- **TEXT PROVIDED**
# Making a Tapping Chuck



## Rob Thule (Sep 19, 2022)

I have one of those 2 jaw chucks which caters for M5 upwards, but needed one for the smaller taps for a future project. Not wanting to spend money on a chuck which are notorious for having plenty of wobble, I decided to roll my own. I found an old hand drill chuck with a missing jaw which also relies on an inside taper to close the jaws.

I made a jaw carrier from a grade 5 bolt. This pushes the jaws against the internal taper to close them and, in use, transfers the torque necessary to turn the tap.




Next came the jaws, made from a truck spring. Lots of carefulling went into making these tiny parts. The mill setup got the V notch almost on centre. I had to squeak the difference using the surface grinder to get it spot on.




The jaws were drilled so I could rivet them to a mandrel, with the holes later serving to house a spring. The rivet held and the jaws were turned and tapered. Finally they were heat treated.







I think the chuck is satisfactory


----------



## MrWhoopee (Sep 19, 2022)

That's some very nice work!


----------



## brino (Sep 19, 2022)

Great idea and very well done!
Thanks for sharing it.

Creative use of the 1-2-3 block as a mini-pallet work holder.
I will have to remember that.

Brian


----------

- **GIVEN TASK 1**
Give the rows as a numbered list, from the first row through the line containing "bar bbox=[661, 358, 689, 366]", with both ends included and blank lines omitted.

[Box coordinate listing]
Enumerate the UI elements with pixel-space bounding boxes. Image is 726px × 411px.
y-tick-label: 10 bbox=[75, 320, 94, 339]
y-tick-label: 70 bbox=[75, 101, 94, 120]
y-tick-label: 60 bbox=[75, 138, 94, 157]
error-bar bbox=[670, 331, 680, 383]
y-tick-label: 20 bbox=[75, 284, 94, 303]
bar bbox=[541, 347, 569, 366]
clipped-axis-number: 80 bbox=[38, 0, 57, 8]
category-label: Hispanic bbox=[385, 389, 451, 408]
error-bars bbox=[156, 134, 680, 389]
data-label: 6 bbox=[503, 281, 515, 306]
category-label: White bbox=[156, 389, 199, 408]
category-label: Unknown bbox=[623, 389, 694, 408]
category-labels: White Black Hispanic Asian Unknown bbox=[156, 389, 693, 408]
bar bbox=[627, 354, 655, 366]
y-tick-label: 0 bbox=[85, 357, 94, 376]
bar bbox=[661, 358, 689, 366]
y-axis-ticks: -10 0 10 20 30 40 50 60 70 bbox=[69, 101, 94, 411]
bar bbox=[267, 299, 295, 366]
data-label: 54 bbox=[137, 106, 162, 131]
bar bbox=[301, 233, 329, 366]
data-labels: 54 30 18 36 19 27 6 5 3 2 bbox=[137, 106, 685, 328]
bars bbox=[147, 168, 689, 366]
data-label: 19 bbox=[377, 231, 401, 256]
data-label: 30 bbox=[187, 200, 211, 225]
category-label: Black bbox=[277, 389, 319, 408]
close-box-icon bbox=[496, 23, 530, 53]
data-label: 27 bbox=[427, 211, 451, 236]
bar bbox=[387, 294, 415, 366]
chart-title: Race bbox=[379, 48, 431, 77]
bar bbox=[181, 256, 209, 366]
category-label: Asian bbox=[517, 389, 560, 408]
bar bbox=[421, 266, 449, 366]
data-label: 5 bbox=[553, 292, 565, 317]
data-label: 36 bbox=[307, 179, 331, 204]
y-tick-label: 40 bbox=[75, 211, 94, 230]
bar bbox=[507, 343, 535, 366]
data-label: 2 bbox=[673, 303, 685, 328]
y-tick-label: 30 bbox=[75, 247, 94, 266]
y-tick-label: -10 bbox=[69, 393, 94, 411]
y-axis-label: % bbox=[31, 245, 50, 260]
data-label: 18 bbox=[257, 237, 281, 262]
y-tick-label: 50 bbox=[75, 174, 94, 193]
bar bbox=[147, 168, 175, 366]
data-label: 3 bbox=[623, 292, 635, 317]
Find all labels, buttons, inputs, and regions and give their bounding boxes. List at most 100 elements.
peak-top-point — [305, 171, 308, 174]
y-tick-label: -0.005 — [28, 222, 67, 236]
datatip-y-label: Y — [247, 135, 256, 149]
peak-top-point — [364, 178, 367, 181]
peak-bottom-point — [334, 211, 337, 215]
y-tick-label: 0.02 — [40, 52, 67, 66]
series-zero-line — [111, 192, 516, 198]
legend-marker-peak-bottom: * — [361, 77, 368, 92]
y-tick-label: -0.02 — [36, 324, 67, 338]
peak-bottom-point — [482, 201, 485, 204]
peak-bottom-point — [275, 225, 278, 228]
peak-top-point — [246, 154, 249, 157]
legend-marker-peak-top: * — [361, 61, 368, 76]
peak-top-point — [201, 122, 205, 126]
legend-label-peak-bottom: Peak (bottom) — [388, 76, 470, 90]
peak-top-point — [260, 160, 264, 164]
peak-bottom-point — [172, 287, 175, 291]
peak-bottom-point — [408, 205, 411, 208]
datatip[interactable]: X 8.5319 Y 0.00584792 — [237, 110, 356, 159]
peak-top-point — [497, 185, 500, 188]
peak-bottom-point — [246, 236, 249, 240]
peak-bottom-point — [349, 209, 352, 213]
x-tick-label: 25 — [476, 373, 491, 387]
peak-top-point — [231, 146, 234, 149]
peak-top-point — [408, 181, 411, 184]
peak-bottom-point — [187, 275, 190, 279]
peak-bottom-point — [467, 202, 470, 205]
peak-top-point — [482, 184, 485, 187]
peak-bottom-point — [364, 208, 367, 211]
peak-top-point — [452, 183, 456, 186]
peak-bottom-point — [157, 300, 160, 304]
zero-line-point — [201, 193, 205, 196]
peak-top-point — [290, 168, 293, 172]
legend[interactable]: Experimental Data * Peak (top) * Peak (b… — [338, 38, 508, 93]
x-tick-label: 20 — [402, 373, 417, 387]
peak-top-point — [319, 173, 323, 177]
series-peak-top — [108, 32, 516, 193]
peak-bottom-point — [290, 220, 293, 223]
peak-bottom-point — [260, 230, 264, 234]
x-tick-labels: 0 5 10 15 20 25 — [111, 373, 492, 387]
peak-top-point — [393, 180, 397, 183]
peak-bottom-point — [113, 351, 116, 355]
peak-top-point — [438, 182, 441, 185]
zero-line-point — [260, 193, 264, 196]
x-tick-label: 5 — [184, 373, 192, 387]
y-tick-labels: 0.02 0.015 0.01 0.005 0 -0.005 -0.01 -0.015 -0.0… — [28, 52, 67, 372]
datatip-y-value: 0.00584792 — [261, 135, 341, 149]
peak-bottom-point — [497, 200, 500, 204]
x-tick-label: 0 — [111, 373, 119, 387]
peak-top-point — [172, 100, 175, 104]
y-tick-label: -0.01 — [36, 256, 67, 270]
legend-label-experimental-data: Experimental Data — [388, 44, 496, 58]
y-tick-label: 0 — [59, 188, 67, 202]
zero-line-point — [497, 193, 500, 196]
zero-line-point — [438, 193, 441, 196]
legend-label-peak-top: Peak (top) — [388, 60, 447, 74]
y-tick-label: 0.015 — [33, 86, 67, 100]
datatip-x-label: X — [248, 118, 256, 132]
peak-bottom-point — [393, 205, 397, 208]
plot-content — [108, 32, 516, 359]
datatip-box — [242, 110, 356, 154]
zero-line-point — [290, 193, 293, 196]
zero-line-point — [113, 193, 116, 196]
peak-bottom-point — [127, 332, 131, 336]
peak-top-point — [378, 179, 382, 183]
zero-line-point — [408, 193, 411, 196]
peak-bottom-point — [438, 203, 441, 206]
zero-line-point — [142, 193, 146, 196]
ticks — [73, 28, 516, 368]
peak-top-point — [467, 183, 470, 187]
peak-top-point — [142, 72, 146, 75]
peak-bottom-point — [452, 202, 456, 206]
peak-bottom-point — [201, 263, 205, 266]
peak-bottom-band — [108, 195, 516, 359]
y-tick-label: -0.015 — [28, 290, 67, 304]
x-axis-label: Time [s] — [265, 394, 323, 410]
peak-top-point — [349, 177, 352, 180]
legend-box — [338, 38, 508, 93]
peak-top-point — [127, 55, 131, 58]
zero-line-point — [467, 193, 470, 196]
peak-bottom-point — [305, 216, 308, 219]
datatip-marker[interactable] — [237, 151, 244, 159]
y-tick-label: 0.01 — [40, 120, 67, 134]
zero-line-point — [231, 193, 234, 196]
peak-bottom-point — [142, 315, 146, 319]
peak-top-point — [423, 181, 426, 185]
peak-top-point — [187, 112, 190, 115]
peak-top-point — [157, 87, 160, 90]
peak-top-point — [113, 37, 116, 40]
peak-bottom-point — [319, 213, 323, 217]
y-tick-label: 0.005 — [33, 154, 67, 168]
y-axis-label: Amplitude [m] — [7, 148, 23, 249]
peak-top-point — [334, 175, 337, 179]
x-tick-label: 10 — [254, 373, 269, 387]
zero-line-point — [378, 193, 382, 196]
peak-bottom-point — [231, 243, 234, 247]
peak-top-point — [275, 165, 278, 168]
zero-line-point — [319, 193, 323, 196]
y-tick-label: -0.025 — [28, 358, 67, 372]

- **GIVEN TASK 2**
In the thread about making a tapping chuck, what material were the jaws made from?

- **WRITTEN RESPONSE 1**
1. Enumerate the UI elements with pixel-space bounding boxes. Image is 726px × 411px.
2. y-tick-label: 10 bbox=[75, 320, 94, 339]
3. y-tick-label: 70 bbox=[75, 101, 94, 120]
4. y-tick-label: 60 bbox=[75, 138, 94, 157]
5. error-bar bbox=[670, 331, 680, 383]
6. y-tick-label: 20 bbox=[75, 284, 94, 303]
7. bar bbox=[541, 347, 569, 366]
8. clipped-axis-number: 80 bbox=[38, 0, 57, 8]
9. category-label: Hispanic bbox=[385, 389, 451, 408]
10. error-bars bbox=[156, 134, 680, 389]
11. data-label: 6 bbox=[503, 281, 515, 306]
12. category-label: White bbox=[156, 389, 199, 408]
13. category-label: Unknown bbox=[623, 389, 694, 408]
14. category-labels: White Black Hispanic Asian Unknown bbox=[156, 389, 693, 408]
15. bar bbox=[627, 354, 655, 366]
16. y-tick-label: 0 bbox=[85, 357, 94, 376]
17. bar bbox=[661, 358, 689, 366]

- **WRITTEN RESPONSE 2**
A truck spring.